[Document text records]
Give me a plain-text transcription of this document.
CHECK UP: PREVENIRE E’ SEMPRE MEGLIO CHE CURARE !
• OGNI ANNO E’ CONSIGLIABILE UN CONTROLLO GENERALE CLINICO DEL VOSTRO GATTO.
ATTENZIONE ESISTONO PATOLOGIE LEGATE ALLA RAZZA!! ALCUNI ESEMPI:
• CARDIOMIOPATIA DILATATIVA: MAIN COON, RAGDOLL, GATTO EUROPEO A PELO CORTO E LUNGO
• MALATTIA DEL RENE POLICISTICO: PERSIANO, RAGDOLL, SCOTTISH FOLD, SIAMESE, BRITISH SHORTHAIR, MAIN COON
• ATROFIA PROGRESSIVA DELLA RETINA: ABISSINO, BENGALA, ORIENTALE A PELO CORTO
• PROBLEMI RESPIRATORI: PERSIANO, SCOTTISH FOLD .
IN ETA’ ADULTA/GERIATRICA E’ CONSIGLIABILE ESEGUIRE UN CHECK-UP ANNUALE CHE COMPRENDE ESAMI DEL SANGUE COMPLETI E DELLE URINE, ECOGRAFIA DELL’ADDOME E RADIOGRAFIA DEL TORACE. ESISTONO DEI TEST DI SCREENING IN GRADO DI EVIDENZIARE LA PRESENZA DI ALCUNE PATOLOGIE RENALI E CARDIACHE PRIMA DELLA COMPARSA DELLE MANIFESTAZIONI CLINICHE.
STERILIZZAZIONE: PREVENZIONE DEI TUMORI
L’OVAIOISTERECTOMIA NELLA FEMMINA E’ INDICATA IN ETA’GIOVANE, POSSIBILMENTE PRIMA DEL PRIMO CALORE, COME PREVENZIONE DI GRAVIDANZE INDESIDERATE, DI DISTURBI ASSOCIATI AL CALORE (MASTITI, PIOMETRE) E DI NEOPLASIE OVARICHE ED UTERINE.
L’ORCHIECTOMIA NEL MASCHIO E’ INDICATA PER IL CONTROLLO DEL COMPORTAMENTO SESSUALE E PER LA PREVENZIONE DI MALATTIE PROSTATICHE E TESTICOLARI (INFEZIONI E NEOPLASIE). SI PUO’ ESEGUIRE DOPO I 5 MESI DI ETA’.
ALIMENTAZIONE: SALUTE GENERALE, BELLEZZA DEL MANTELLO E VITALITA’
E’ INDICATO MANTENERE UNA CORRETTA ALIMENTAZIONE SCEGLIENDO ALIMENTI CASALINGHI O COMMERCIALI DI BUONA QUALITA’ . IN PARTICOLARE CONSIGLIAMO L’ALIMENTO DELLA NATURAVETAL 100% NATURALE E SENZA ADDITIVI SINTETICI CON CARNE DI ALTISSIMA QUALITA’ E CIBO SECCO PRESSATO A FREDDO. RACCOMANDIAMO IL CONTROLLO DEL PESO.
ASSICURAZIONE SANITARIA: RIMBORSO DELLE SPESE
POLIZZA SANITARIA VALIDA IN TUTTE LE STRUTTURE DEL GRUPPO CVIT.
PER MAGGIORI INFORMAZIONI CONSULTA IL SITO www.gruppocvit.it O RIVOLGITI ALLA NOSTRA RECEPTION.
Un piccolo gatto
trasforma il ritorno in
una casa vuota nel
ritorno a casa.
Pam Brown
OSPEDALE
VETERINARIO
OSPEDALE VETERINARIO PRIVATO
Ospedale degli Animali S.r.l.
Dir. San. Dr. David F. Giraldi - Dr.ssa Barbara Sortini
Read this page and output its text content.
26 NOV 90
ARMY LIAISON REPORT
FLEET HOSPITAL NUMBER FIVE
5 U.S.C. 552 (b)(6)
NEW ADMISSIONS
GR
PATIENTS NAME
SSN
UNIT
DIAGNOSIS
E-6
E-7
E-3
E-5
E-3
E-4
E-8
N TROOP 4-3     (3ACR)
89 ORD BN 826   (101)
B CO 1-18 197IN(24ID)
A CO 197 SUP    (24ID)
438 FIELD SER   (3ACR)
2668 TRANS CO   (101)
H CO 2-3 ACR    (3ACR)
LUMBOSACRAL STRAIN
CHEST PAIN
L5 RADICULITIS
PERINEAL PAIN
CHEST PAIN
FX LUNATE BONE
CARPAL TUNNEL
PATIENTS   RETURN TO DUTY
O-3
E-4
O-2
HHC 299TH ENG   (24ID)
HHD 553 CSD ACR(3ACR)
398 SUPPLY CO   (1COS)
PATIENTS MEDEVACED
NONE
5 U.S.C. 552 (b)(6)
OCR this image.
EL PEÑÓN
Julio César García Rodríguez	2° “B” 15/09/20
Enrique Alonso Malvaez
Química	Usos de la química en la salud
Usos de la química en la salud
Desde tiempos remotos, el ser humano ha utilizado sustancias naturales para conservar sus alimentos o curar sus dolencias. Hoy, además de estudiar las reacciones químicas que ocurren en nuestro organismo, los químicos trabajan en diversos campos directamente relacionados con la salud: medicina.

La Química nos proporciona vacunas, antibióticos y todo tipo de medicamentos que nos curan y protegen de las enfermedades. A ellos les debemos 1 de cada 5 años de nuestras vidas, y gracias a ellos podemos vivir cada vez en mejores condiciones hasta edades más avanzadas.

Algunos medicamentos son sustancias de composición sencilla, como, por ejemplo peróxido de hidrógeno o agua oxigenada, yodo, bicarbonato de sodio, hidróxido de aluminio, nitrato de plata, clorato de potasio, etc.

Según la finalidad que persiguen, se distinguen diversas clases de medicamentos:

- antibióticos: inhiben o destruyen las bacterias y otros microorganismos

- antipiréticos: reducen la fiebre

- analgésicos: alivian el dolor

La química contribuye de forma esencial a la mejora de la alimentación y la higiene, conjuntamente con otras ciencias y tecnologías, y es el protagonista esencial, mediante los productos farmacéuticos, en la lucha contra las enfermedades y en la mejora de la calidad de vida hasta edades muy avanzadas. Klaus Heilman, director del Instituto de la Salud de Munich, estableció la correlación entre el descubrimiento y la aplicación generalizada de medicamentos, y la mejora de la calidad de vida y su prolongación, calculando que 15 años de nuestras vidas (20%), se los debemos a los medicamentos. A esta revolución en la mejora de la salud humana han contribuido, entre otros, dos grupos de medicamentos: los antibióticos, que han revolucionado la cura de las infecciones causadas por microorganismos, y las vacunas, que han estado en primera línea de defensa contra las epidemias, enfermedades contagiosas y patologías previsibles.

▶ [INSTRUCTIONS FOR THE TASK]
Every line containing the string "PELO" is required; copy each such line from the data.

▶ [FINISHED TASK]
• CARDIOMIOPATIA DILATATIVA: MAIN COON, RAGDOLL, GATTO EUROPEO A PELO CORTO E LUNGO
• ATROFIA PROGRESSIVA DELLA RETINA: ABISSINO, BENGALA, ORIENTALE A PELO CORTO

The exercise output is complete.